**WORK REQUIRED**.
Recast everything below, from the line that contains "wireless-charger-icon <box>374 321" down to the line that contains "inset-caption-trough: 配线槽 <box>678", as a numbered list of only those lines, with blank lines left out.

**INFORMATION SHOWN**.
━━━━━━━━━━

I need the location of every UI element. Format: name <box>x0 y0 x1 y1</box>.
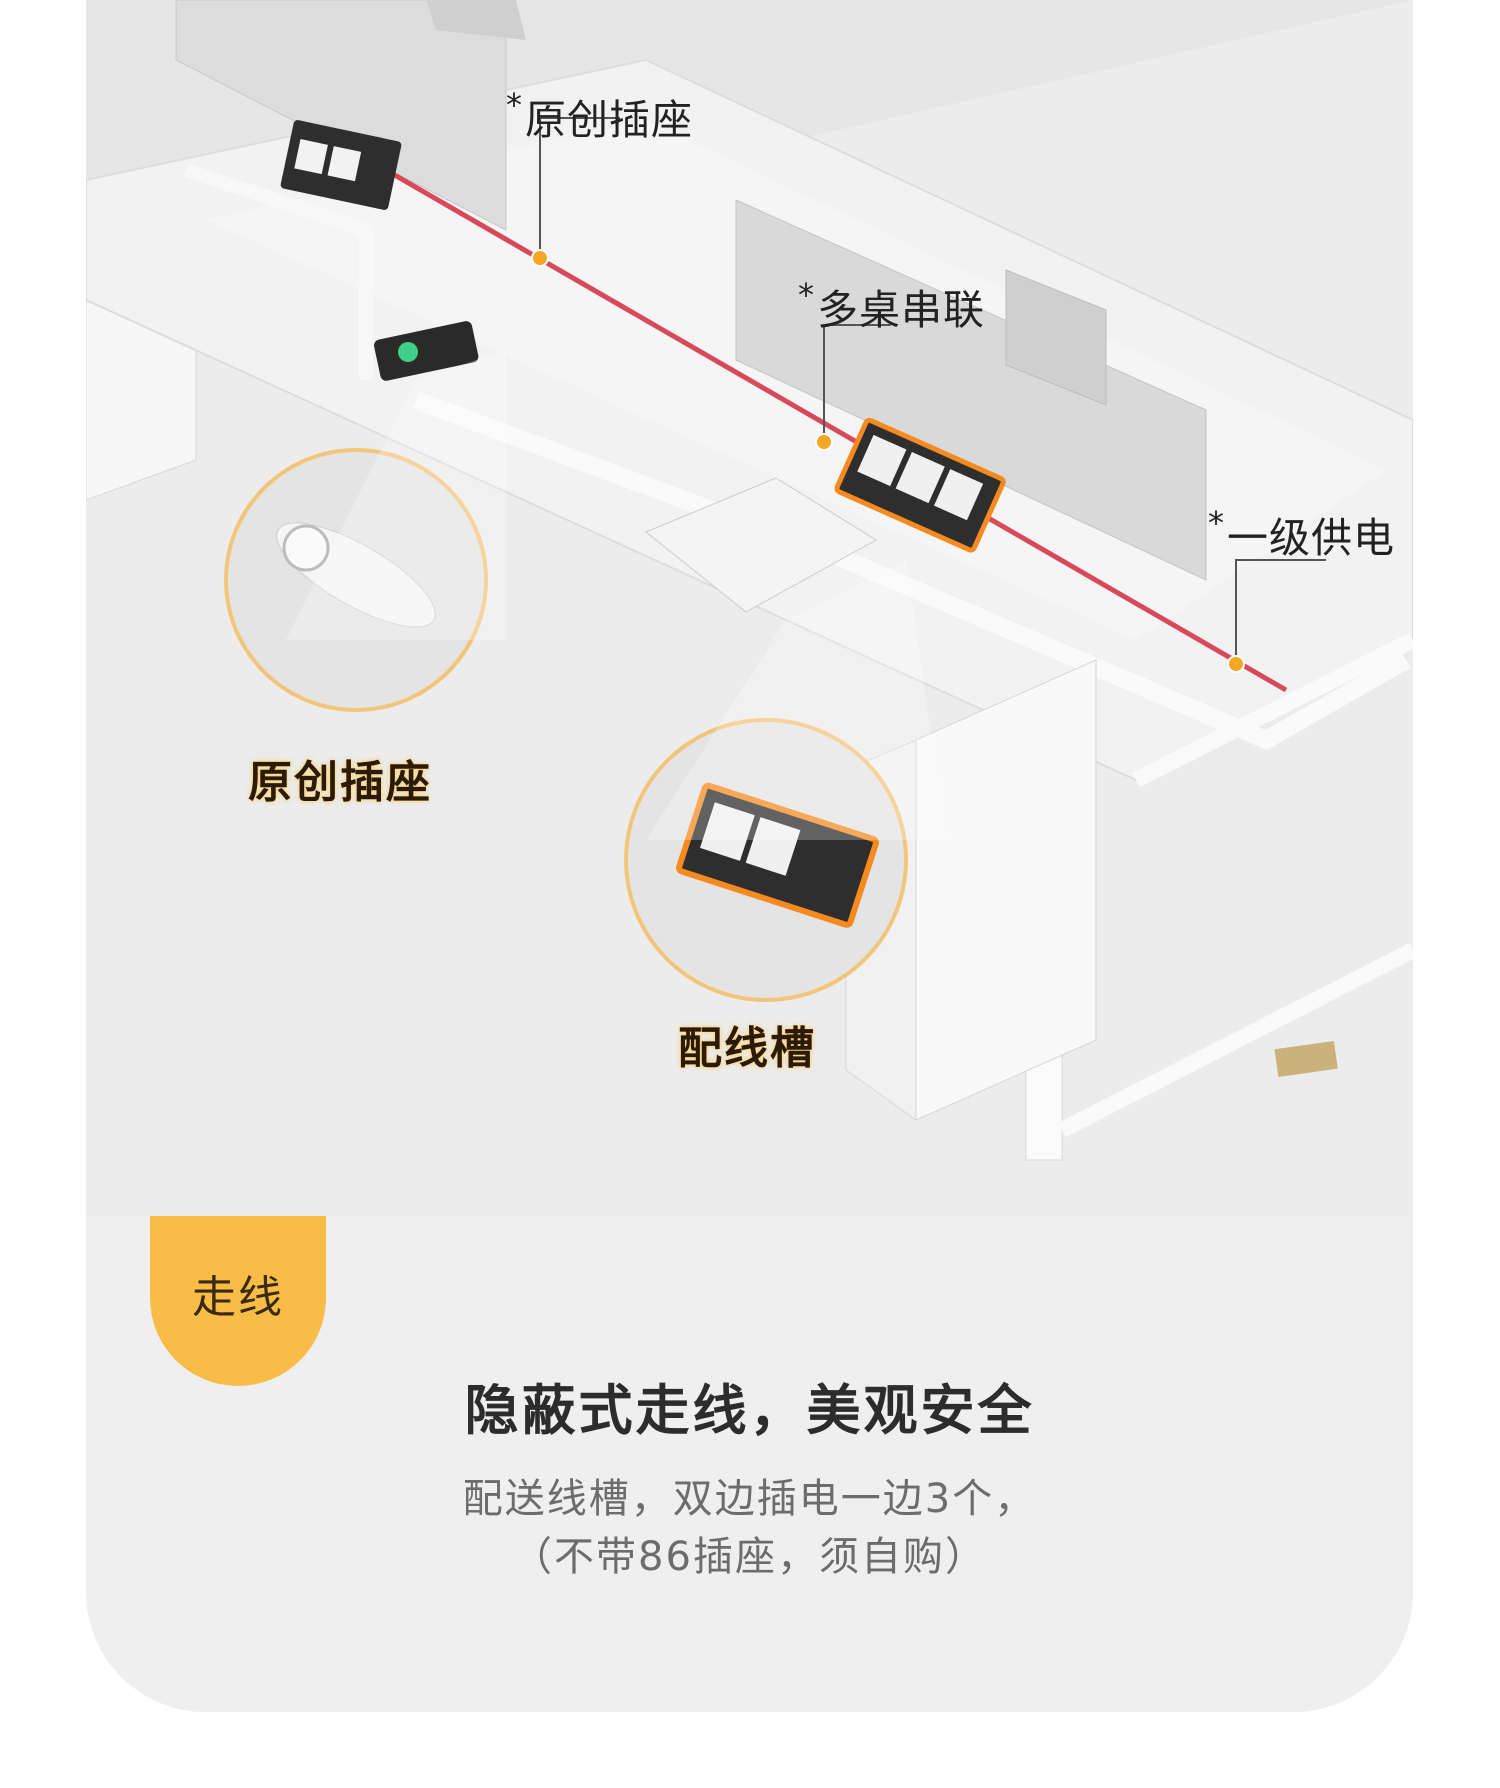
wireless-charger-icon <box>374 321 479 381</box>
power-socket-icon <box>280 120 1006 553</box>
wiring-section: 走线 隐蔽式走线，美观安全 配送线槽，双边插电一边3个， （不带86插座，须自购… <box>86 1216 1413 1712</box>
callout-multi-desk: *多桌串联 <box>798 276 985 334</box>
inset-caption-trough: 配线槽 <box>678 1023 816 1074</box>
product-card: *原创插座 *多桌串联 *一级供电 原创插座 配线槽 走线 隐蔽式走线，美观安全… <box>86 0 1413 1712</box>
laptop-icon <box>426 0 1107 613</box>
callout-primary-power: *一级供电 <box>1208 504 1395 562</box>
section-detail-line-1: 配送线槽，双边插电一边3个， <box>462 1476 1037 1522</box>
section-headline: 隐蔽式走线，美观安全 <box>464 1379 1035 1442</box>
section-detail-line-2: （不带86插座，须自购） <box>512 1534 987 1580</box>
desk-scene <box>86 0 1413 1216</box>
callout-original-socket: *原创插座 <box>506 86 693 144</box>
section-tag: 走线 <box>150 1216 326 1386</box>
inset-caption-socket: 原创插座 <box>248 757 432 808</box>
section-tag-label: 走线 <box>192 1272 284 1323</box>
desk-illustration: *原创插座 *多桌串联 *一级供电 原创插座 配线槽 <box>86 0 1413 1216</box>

━━━━━━━━━━

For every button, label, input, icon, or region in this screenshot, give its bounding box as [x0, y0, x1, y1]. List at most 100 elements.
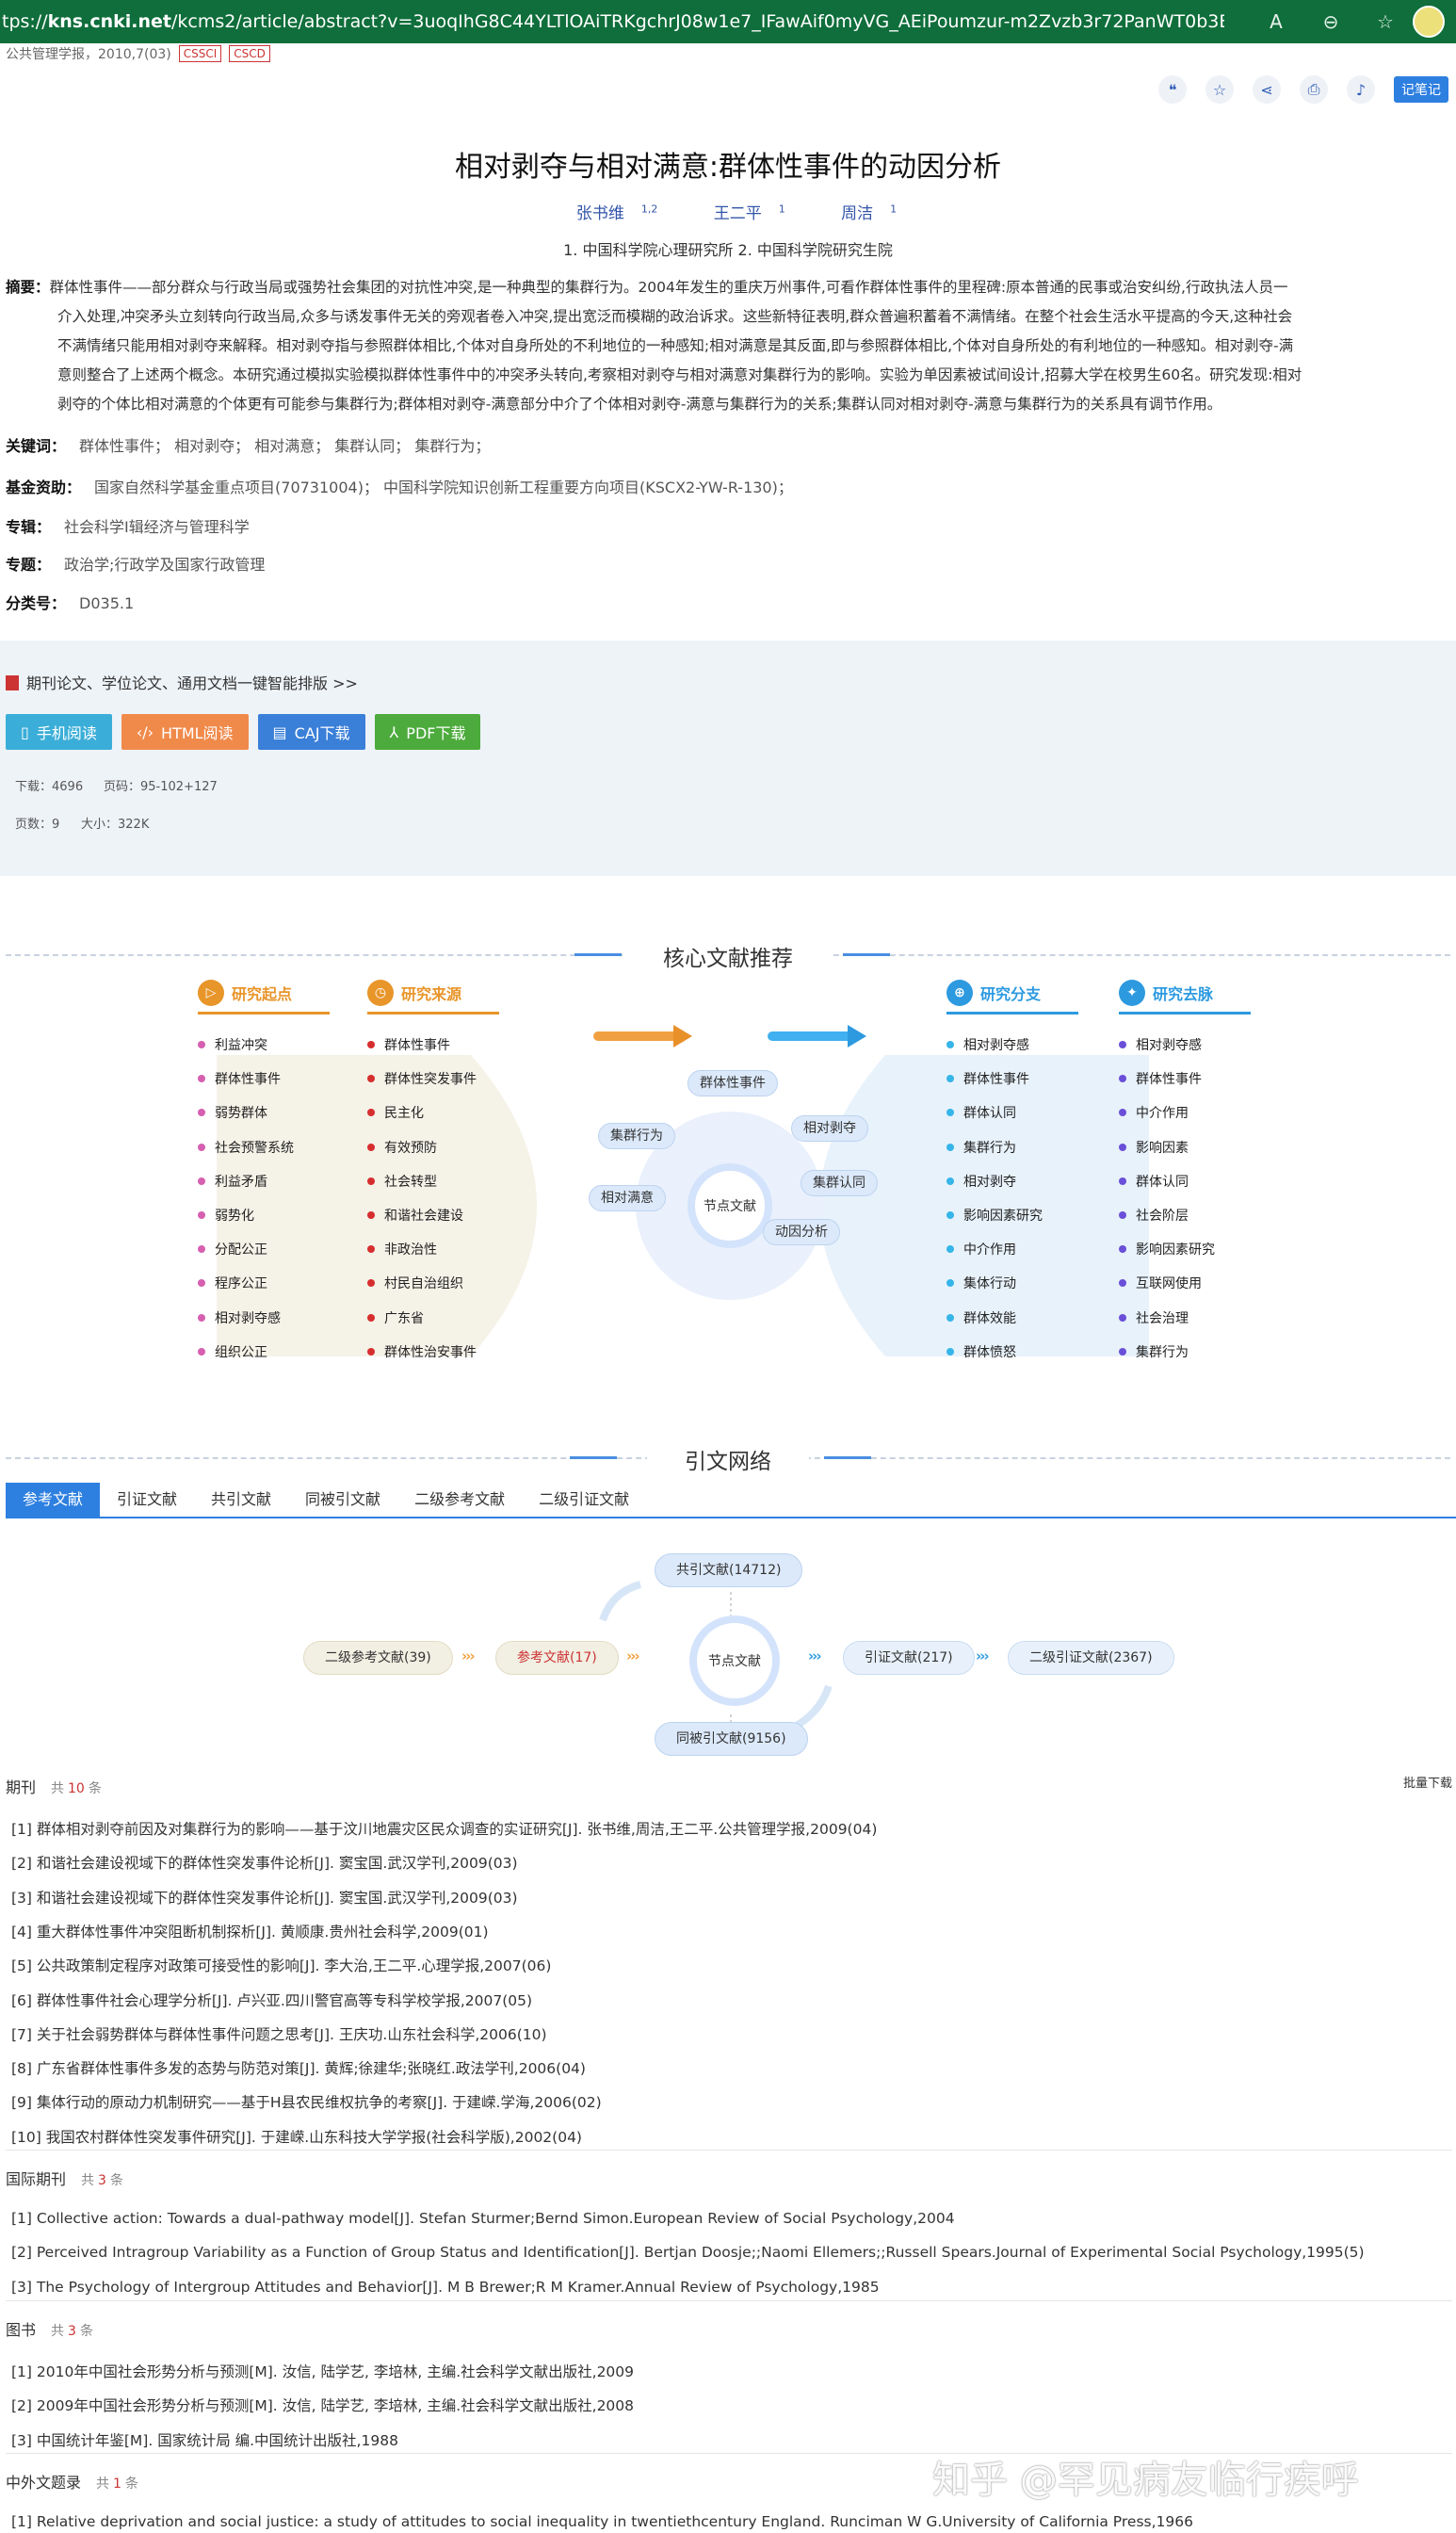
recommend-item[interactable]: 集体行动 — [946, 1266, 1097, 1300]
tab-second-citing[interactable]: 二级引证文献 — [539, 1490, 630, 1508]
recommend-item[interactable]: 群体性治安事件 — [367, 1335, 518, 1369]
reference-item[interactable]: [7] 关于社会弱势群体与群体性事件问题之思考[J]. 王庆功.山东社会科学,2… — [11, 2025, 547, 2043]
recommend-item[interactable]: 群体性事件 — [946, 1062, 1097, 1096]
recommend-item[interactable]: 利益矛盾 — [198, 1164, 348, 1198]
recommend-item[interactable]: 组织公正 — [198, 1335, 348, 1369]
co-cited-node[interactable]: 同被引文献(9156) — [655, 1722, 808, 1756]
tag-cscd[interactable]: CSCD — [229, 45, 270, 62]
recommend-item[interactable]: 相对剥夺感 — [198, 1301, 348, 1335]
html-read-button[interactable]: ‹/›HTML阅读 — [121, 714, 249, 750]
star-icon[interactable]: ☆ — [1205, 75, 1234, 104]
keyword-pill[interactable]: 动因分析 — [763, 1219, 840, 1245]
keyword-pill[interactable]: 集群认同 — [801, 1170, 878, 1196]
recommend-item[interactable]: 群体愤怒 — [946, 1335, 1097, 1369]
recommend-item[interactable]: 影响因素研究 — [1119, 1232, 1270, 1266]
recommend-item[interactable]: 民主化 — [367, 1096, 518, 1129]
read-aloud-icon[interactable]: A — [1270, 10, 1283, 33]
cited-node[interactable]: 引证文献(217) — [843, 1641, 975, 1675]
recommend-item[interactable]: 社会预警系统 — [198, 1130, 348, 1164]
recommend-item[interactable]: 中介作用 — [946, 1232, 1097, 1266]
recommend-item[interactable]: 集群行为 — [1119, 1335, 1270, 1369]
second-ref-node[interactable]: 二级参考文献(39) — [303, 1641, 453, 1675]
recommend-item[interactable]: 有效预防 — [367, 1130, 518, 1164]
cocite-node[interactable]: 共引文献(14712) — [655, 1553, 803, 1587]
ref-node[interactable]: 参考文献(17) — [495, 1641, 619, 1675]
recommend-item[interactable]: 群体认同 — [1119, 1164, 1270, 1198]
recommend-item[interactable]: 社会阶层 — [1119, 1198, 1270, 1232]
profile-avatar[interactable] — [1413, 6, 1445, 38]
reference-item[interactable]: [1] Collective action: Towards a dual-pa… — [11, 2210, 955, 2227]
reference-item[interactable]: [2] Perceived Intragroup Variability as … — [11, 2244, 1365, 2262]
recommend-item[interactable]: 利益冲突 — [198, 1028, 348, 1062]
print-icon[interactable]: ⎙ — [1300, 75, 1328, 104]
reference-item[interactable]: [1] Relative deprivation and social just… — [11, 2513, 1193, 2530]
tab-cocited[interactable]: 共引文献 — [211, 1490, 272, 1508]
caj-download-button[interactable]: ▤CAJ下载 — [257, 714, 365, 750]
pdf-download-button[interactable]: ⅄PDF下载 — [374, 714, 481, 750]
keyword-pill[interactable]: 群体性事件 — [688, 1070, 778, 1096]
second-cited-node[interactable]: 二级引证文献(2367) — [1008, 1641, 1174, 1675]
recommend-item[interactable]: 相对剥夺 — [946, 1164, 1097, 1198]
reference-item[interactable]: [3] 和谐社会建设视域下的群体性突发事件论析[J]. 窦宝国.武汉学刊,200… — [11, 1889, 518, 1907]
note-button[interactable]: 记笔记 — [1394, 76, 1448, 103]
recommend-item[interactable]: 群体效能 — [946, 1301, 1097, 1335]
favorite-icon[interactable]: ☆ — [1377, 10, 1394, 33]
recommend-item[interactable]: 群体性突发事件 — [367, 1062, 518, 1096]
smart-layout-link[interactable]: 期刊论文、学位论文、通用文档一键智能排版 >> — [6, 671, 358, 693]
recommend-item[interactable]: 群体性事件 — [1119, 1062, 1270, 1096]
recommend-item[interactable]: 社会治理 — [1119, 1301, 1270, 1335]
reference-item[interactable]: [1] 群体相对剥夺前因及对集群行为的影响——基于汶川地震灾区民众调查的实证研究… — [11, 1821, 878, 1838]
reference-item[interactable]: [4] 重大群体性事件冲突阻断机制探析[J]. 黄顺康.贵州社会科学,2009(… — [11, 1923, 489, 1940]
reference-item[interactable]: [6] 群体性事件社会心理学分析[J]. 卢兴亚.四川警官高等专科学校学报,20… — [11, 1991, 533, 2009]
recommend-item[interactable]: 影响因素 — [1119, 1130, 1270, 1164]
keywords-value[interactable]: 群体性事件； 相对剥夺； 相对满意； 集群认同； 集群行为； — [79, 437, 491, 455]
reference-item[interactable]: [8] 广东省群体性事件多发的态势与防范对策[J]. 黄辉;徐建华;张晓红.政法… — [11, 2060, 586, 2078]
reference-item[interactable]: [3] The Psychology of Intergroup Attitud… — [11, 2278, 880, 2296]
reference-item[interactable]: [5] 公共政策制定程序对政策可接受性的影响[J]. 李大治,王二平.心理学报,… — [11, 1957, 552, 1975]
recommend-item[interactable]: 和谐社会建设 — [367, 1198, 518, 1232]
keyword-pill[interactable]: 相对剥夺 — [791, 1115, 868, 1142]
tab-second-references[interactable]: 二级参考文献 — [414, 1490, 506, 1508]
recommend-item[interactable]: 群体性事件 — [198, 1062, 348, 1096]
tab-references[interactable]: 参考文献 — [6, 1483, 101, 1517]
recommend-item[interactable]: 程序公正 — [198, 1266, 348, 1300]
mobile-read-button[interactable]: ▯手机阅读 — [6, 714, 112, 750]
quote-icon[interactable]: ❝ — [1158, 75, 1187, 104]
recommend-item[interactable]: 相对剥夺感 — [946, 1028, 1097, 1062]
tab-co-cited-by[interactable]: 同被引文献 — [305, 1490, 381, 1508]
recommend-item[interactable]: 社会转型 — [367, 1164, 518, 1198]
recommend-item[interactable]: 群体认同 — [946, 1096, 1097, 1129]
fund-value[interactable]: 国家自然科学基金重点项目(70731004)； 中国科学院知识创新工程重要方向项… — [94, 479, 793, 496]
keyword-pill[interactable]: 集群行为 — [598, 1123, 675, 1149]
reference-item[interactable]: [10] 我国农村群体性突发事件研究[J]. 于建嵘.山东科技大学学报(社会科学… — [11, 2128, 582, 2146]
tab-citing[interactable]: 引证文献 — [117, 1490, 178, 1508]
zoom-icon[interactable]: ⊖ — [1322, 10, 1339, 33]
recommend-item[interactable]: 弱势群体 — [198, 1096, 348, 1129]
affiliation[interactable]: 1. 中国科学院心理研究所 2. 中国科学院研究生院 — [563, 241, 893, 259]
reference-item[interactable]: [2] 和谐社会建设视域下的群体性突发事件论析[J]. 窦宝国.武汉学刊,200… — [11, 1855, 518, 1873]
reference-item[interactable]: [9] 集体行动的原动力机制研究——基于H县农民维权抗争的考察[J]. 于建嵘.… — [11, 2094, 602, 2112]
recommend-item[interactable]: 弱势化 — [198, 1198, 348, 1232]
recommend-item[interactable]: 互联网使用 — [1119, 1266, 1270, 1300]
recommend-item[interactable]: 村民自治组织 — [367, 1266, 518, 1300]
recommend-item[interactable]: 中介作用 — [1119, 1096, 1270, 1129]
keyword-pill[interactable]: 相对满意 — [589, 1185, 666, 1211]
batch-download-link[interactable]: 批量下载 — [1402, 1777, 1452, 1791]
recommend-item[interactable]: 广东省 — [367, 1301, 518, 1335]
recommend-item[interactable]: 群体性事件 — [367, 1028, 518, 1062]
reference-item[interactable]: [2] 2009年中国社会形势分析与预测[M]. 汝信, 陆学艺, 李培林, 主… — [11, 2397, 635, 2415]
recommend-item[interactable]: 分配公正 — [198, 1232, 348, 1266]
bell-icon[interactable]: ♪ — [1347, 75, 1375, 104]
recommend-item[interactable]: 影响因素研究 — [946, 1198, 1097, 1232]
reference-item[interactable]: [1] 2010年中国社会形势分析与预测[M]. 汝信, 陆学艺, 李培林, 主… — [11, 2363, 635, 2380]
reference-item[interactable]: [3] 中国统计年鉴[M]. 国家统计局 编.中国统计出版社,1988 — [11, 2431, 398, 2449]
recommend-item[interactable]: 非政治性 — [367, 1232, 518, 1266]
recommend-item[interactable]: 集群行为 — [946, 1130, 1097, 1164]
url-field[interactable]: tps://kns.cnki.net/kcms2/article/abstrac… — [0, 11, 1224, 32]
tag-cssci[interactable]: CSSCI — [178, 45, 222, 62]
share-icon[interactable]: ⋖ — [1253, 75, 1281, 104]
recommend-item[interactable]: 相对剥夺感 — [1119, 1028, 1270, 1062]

━━━━━━━━━━

**REPLY**.
1. wireless-charger-icon <box>374 321 479 381</box>
2. power-socket-icon <box>280 120 1006 553</box>
3. wiring-section: 走线 隐蔽式走线，美观安全 配送线槽，双边插电一边3个， （不带86插座，须自购… <box>86 1216 1413 1712</box>
4. callout-multi-desk: *多桌串联 <box>798 276 985 334</box>
5. inset-caption-trough: 配线槽 <box>678 1023 816 1074</box>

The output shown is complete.